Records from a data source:
———

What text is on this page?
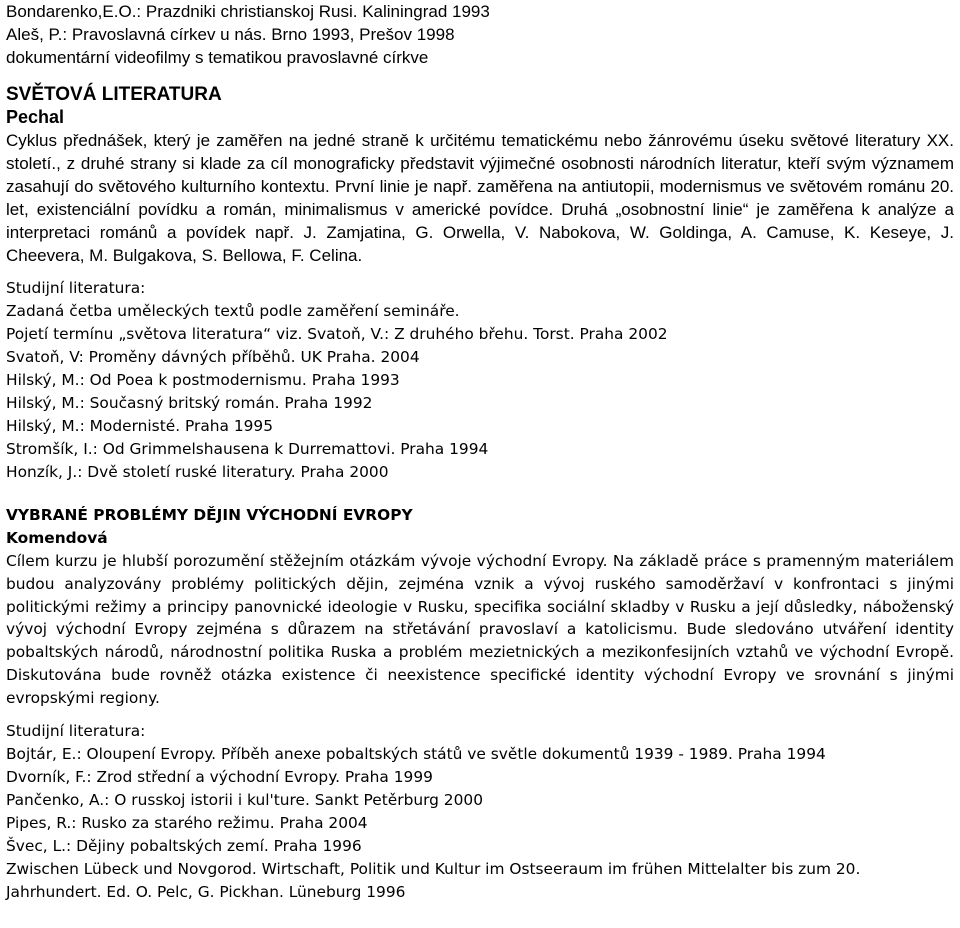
Bondarenko,E.O.: Prazdniki christianskoj Rusi. Kaliningrad 1993

Aleš, P.: Pravoslavná církev u nás. Brno 1993, Prešov 1998

dokumentární videofilmy s tematikou pravoslavné církve

SVĚTOVÁ LITERATURA
Pechal

Cyklus přednášek, který je zaměřen na jedné straně k určitému tematickému nebo žánrovému úseku světové literatury XX. století., z druhé strany si klade za cíl monograficky představit výjimečné osobnosti národních literatur, kteří svým významem zasahují do světového kulturního kontextu. První linie je např. zaměřena na antiutopii, modernismus ve světovém románu 20. let, existenciální povídku a román, minimalismus v americké povídce. Druhá „osobnostní linie“ je zaměřena k analýze a interpretaci románů a povídek např. J. Zamjatina, G. Orwella, V. Nabokova, W. Goldinga, A. Camuse, K. Keseye, J. Cheevera, M. Bulgakova, S. Bellowa, F. Celina.

Studijní literatura:

Zadaná četba uměleckých textů podle zaměření semináře.
Pojetí termínu „světova literatura“ viz. Svatoň, V.: Z druhého břehu. Torst. Praha 2002
Svatoň, V: Proměny dávných příběhů. UK Praha. 2004
Hilský, M.: Od Poea k postmodernismu. Praha 1993
Hilský, M.: Současný britský román. Praha 1992
Hilský, M.: Modernisté. Praha 1995
Stromšík, I.: Od Grimmelshausena k Durremattovi. Praha 1994
Honzík, J.: Dvě století ruské literatury. Praha 2000
VYBRANÉ PROBLÉMY DĚJIN VÝCHODNÍ EVROPY
Komendová

Cílem kurzu je hlubší porozumění stěžejním otázkám vývoje východní Evropy. Na základě práce s pramenným materiálem budou analyzovány problémy politických dějin, zejména vznik a vývoj ruského samoděržaví v konfrontaci s jinými politickými režimy a principy panovnické ideologie v Rusku, specifika sociální skladby v Rusku a její důsledky, náboženský vývoj východní Evropy zejména s důrazem na střetávání pravoslaví a katolicismu. Bude sledováno utváření identity pobaltských národů, národnostní politika Ruska a problém mezietnických a mezikonfesijních vztahů ve východní Evropě. Diskutována bude rovněž otázka existence či neexistence specifické identity východní Evropy ve srovnání s jinými evropskými regiony.

Studijní literatura:

Bojtár, E.: Oloupení Evropy. Příběh anexe pobaltských států ve světle dokumentů 1939 - 1989. Praha 1994
Dvorník, F.: Zrod střední a východní Evropy. Praha 1999
Pančenko, A.: O russkoj istorii i kul'ture. Sankt Petěrburg 2000
Pipes, R.: Rusko za starého režimu. Praha 2004
Švec, L.: Dějiny pobaltských zemí. Praha 1996
Zwischen Lübeck und Novgorod. Wirtschaft, Politik und Kultur im Ostseeraum im frühen Mittelalter bis zum 20. Jahrhundert. Ed. O. Pelc, G. Pickhan. Lüneburg 1996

———

[TASK TO CARRY OUT] Strip out the images, then output the records above word for word.

[THE RESULT]
What text is on this page?
Bondarenko,E.O.: Prazdniki christianskoj Rusi. Kaliningrad 1993

Aleš, P.: Pravoslavná církev u nás. Brno 1993, Prešov 1998

dokumentární videofilmy s tematikou pravoslavné církve

SVĚTOVÁ LITERATURA
Pechal

Cyklus přednášek, který je zaměřen na jedné straně k určitému tematickému nebo žánrovému úseku světové literatury XX. století., z druhé strany si klade za cíl monograficky představit výjimečné osobnosti národních literatur, kteří svým významem zasahují do světového kulturního kontextu. První linie je např. zaměřena na antiutopii, modernismus ve světovém románu 20. let, existenciální povídku a román, minimalismus v americké povídce. Druhá „osobnostní linie“ je zaměřena k analýze a interpretaci románů a povídek např. J. Zamjatina, G. Orwella, V. Nabokova, W. Goldinga, A. Camuse, K. Keseye, J. Cheevera, M. Bulgakova, S. Bellowa, F. Celina.

Studijní literatura:

Zadaná četba uměleckých textů podle zaměření semináře.
Pojetí termínu „světova literatura“ viz. Svatoň, V.: Z druhého břehu. Torst. Praha 2002
Svatoň, V: Proměny dávných příběhů. UK Praha. 2004
Hilský, M.: Od Poea k postmodernismu. Praha 1993
Hilský, M.: Současný britský román. Praha 1992
Hilský, M.: Modernisté. Praha 1995
Stromšík, I.: Od Grimmelshausena k Durremattovi. Praha 1994
Honzík, J.: Dvě století ruské literatury. Praha 2000
VYBRANÉ PROBLÉMY DĚJIN VÝCHODNÍ EVROPY
Komendová

Cílem kurzu je hlubší porozumění stěžejním otázkám vývoje východní Evropy. Na základě práce s pramenným materiálem budou analyzovány problémy politických dějin, zejména vznik a vývoj ruského samoděržaví v konfrontaci s jinými politickými režimy a principy panovnické ideologie v Rusku, specifika sociální skladby v Rusku a její důsledky, náboženský vývoj východní Evropy zejména s důrazem na střetávání pravoslaví a katolicismu. Bude sledováno utváření identity pobaltských národů, národnostní politika Ruska a problém mezietnických a mezikonfesijních vztahů ve východní Evropě. Diskutována bude rovněž otázka existence či neexistence specifické identity východní Evropy ve srovnání s jinými evropskými regiony.

Studijní literatura:

Bojtár, E.: Oloupení Evropy. Příběh anexe pobaltských států ve světle dokumentů 1939 - 1989. Praha 1994
Dvorník, F.: Zrod střední a východní Evropy. Praha 1999
Pančenko, A.: O russkoj istorii i kul'ture. Sankt Petěrburg 2000
Pipes, R.: Rusko za starého režimu. Praha 2004
Švec, L.: Dějiny pobaltských zemí. Praha 1996
Zwischen Lübeck und Novgorod. Wirtschaft, Politik und Kultur im Ostseeraum im frühen Mittelalter bis zum 20. Jahrhundert. Ed. O. Pelc, G. Pickhan. Lüneburg 1996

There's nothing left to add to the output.